>> start Exercise data
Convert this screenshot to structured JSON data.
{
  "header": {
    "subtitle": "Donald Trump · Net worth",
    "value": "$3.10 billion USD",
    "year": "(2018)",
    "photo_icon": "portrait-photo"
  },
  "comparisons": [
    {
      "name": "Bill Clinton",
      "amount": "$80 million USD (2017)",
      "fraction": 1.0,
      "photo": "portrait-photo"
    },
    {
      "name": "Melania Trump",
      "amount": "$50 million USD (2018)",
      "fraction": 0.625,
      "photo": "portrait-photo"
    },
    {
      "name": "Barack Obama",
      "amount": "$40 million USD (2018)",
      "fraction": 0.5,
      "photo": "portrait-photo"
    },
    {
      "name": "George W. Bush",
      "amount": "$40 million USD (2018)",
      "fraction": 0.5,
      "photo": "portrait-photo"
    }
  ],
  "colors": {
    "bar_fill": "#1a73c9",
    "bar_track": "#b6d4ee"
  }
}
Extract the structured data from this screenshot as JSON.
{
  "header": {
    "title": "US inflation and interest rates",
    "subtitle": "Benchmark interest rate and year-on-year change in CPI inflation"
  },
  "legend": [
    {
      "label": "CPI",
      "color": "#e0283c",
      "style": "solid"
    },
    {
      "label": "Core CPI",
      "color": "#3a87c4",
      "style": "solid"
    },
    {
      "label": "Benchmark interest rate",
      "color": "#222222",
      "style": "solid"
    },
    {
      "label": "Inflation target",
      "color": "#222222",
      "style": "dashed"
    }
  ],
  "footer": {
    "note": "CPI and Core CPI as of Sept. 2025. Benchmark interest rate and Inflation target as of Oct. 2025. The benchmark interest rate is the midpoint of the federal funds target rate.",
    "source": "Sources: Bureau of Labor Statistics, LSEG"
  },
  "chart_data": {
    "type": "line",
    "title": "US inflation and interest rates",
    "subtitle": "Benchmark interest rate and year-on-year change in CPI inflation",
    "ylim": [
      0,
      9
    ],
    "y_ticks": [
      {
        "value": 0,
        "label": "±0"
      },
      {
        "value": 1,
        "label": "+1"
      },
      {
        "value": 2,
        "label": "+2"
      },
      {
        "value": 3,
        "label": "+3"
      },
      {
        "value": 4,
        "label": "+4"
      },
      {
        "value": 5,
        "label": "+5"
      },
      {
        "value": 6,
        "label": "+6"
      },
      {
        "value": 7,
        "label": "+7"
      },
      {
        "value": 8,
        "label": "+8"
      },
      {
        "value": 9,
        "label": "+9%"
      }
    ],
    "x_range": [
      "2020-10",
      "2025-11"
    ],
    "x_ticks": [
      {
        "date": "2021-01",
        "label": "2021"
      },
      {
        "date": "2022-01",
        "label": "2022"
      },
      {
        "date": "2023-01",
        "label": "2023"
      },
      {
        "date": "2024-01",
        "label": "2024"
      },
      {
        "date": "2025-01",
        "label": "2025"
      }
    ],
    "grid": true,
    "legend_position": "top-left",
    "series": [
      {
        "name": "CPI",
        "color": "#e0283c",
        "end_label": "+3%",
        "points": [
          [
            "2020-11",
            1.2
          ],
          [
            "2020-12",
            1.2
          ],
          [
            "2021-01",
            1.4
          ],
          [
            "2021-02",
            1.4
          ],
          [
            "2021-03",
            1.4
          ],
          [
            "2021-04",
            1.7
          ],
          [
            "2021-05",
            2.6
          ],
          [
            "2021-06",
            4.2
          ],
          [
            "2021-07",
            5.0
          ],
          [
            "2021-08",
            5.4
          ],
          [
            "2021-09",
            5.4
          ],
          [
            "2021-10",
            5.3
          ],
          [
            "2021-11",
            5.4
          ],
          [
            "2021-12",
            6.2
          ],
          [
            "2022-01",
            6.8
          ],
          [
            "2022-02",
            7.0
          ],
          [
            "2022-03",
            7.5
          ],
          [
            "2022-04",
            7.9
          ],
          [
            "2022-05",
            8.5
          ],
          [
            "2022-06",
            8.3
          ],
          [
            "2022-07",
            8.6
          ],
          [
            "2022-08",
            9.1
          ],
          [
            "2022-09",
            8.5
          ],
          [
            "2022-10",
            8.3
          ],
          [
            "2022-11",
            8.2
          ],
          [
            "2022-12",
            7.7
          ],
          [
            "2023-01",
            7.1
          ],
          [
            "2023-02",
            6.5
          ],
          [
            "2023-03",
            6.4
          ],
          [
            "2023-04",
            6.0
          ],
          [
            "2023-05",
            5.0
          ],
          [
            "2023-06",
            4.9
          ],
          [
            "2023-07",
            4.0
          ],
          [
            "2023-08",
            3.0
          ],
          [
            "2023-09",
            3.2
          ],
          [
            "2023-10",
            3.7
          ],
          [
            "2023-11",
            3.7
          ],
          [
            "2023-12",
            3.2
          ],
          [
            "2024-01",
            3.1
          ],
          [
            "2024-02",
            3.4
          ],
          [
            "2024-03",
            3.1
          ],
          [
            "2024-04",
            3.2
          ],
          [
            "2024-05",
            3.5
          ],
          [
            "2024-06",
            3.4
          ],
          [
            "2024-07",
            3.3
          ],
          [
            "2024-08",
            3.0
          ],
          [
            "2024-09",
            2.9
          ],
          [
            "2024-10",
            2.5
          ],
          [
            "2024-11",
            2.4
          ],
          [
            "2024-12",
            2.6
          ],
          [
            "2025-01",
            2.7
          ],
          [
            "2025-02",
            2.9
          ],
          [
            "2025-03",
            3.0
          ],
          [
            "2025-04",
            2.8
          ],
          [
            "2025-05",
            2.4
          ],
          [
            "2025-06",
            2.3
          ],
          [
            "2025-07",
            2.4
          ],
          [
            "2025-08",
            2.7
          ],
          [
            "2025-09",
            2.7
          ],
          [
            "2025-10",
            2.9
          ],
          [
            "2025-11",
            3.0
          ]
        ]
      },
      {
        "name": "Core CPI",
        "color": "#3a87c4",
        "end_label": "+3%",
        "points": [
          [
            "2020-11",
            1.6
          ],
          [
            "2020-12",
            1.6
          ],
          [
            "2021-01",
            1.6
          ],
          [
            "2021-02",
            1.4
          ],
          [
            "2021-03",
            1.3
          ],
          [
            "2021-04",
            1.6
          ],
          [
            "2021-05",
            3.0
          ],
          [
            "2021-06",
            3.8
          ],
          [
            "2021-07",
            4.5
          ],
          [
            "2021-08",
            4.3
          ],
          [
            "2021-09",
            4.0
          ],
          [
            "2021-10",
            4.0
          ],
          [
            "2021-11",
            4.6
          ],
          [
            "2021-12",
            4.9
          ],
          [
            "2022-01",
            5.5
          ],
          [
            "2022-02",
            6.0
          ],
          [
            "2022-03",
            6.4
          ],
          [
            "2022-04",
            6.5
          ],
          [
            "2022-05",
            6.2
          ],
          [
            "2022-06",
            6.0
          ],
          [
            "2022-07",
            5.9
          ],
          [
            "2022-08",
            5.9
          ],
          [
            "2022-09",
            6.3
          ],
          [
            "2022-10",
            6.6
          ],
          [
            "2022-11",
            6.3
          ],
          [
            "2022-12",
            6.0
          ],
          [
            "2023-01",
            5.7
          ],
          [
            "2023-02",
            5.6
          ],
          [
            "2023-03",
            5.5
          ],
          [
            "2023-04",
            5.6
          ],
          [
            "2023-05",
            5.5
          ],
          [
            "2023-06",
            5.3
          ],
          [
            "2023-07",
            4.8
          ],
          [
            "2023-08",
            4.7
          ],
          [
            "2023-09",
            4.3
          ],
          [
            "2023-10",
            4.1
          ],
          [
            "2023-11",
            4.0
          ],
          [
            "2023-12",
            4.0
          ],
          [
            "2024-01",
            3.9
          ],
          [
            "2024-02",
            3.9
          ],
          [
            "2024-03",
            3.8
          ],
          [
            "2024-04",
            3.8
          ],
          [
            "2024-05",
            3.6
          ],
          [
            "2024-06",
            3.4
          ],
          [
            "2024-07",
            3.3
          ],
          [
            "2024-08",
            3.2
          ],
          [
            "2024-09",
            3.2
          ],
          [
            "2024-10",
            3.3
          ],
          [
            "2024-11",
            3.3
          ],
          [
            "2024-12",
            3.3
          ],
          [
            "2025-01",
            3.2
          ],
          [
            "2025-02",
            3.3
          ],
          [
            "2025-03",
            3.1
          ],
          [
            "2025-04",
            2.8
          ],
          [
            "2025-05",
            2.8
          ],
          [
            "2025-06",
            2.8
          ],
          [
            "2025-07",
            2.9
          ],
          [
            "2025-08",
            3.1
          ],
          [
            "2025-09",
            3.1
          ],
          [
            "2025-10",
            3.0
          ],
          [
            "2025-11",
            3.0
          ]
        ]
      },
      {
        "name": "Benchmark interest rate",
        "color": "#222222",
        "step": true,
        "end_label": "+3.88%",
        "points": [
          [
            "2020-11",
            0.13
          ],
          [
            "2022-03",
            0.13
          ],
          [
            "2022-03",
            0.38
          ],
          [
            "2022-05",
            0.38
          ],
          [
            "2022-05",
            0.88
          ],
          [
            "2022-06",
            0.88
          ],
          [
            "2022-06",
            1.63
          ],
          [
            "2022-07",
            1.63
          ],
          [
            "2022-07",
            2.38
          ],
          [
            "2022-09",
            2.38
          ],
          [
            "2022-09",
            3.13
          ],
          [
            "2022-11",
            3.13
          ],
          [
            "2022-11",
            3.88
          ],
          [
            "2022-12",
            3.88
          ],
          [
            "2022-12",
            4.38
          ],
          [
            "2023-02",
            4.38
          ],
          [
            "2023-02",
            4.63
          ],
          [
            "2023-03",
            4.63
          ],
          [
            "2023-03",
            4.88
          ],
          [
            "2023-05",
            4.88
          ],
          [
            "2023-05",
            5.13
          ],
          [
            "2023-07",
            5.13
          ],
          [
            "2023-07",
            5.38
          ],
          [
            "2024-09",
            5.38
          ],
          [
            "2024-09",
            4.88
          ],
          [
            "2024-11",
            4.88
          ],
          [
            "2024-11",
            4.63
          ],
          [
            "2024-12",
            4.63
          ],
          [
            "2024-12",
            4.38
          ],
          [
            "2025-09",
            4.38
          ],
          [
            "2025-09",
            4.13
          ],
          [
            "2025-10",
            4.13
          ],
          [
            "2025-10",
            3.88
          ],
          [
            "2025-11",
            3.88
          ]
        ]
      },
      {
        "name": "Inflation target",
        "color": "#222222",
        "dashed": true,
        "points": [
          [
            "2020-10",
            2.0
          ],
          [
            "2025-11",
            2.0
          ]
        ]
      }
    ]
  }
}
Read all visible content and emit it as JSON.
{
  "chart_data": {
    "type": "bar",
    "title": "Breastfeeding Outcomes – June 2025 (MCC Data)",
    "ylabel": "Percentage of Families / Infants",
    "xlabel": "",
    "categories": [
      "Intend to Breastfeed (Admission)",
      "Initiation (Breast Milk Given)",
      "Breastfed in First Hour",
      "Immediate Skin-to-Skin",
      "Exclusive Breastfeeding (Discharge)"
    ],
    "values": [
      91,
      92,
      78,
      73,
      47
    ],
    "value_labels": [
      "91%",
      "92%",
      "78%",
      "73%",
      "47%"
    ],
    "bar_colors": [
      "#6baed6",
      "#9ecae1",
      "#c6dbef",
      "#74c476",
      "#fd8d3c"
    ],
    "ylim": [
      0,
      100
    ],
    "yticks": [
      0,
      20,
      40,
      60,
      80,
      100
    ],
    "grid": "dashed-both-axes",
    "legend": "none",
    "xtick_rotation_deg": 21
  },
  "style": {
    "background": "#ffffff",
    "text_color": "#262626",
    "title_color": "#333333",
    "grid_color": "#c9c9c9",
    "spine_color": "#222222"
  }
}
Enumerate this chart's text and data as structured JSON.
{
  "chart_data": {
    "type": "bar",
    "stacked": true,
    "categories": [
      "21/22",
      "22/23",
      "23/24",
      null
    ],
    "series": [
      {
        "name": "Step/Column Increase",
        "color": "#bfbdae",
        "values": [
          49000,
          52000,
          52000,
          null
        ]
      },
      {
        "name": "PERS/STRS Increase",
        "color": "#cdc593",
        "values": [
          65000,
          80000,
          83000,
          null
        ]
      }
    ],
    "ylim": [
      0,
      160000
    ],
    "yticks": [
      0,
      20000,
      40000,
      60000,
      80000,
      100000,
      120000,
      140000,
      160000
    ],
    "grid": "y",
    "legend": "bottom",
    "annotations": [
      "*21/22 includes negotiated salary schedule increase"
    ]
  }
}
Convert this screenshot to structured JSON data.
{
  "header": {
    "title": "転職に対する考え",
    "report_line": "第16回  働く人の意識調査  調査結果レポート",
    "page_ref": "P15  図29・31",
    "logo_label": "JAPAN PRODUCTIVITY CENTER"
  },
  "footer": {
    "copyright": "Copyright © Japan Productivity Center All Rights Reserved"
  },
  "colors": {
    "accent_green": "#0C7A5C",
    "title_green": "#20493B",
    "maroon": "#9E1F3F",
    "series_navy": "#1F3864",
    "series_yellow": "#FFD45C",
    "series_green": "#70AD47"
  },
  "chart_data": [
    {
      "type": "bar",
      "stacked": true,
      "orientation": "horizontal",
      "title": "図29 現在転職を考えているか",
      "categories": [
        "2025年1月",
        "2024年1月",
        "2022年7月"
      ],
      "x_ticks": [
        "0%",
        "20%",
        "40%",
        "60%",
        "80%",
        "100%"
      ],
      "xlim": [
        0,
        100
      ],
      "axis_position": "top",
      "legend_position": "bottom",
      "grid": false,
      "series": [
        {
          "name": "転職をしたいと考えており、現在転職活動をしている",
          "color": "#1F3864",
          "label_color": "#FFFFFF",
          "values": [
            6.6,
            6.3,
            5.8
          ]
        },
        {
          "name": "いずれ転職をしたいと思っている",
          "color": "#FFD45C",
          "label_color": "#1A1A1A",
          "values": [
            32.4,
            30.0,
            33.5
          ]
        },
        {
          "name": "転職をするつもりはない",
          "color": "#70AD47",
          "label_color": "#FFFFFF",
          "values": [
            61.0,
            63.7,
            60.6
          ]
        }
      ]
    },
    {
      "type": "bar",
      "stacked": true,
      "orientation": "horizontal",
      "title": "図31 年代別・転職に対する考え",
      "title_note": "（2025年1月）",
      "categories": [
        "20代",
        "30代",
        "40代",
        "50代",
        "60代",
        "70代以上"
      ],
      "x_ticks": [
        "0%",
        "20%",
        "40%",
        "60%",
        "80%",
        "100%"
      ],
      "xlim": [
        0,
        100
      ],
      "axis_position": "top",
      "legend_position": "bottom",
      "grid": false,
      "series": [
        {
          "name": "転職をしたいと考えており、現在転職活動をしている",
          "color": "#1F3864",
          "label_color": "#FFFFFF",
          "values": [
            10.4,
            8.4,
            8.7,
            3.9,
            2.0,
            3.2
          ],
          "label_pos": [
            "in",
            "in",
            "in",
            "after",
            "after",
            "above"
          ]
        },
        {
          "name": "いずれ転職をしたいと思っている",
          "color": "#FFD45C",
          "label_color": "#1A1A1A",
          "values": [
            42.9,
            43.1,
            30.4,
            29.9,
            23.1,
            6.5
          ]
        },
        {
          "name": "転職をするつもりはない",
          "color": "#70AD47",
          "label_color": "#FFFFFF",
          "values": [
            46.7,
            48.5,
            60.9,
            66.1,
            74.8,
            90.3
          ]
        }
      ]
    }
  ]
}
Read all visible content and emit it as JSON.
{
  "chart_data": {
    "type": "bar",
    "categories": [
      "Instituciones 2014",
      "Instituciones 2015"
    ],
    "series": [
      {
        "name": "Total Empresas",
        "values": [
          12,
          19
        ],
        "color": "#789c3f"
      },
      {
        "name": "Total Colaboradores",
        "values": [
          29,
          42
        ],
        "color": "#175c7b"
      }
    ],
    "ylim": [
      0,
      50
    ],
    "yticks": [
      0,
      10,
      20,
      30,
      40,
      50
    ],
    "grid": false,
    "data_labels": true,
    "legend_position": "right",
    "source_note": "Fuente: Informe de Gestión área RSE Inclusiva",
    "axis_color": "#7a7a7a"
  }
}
>> end Exercise data
== What to work on ==
Return each line among the entries that holds the word "interest".

== Final answer ==
    "title": "US inflation and interest rates",
    "subtitle": "Benchmark interest rate and year-on-year change in CPI inflation"
      "label": "Benchmark interest rate",
    "note": "CPI and Core CPI as of Sept. 2025. Benchmark interest rate and Inflation target as of Oct. 2025. The benchmark interest rate is the midpoint of the federal funds target rate.",
    "title": "US inflation and interest rates",
    "subtitle": "Benchmark interest rate and year-on-year change in CPI inflation",
        "name": "Benchmark interest rate",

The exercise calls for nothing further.